Dataset excerpts.
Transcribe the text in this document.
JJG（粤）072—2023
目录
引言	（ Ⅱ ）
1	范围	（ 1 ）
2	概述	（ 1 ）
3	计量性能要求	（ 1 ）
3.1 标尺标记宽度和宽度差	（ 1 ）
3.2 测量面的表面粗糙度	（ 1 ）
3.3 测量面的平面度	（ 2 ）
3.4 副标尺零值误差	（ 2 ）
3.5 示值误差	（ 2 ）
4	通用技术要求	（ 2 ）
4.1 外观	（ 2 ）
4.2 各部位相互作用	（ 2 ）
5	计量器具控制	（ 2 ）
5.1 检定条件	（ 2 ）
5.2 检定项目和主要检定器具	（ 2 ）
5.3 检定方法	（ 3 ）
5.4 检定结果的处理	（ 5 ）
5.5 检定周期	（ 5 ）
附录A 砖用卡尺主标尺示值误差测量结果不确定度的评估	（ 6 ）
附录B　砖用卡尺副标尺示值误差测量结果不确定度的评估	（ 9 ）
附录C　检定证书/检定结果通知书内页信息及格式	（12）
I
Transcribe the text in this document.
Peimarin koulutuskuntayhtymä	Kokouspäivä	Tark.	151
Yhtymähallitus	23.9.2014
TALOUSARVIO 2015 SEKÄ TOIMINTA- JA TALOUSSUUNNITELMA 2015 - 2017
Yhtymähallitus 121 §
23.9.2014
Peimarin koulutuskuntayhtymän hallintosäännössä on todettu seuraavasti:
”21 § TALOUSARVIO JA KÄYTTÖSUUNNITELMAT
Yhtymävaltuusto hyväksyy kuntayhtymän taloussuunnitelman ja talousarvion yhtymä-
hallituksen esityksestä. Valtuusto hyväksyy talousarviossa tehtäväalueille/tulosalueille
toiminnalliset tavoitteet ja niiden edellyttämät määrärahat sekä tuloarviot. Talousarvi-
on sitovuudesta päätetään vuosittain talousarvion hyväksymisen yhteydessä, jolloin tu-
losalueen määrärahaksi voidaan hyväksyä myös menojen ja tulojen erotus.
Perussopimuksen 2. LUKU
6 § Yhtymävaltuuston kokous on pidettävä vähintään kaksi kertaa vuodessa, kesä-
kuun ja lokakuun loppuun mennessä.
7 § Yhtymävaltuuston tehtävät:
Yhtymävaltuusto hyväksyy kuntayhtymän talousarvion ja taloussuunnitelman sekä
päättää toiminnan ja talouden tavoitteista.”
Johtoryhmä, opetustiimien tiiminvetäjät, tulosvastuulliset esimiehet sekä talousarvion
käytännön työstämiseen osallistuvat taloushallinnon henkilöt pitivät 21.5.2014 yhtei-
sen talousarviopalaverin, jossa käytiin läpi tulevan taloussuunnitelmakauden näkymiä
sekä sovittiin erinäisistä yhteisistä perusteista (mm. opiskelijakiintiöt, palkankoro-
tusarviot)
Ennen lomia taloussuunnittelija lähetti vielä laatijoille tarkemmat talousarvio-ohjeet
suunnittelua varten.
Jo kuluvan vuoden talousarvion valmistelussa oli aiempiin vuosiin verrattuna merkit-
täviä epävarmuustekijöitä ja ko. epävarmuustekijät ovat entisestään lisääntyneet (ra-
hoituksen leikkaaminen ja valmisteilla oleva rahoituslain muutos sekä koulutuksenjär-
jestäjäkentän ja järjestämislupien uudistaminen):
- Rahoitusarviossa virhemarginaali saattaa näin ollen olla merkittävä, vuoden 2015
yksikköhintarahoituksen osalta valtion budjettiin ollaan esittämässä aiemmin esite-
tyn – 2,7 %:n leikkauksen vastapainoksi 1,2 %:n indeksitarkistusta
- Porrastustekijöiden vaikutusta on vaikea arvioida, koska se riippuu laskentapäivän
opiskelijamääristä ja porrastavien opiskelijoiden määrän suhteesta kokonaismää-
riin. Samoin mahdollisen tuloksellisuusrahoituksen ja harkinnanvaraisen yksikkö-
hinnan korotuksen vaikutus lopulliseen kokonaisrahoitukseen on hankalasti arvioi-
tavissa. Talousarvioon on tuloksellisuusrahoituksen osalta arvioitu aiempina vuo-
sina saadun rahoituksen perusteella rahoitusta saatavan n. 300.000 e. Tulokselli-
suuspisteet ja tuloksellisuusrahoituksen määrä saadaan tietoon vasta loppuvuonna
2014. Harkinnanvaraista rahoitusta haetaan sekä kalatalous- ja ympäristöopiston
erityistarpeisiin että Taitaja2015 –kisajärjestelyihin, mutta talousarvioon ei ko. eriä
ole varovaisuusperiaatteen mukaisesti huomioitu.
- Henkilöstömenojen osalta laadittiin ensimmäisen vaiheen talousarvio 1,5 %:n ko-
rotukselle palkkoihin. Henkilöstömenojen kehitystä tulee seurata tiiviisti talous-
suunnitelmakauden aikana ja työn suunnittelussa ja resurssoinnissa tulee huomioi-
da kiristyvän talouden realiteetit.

What you need to do. Every line that holds the string "Henkilöstömenojen" should be returned.

Written answer.
- Henkilöstömenojen osalta laadittiin ensimmäisen vaiheen talousarvio 1,5 %:n ko-
rotukselle palkkoihin. Henkilöstömenojen kehitystä tulee seurata tiiviisti talous-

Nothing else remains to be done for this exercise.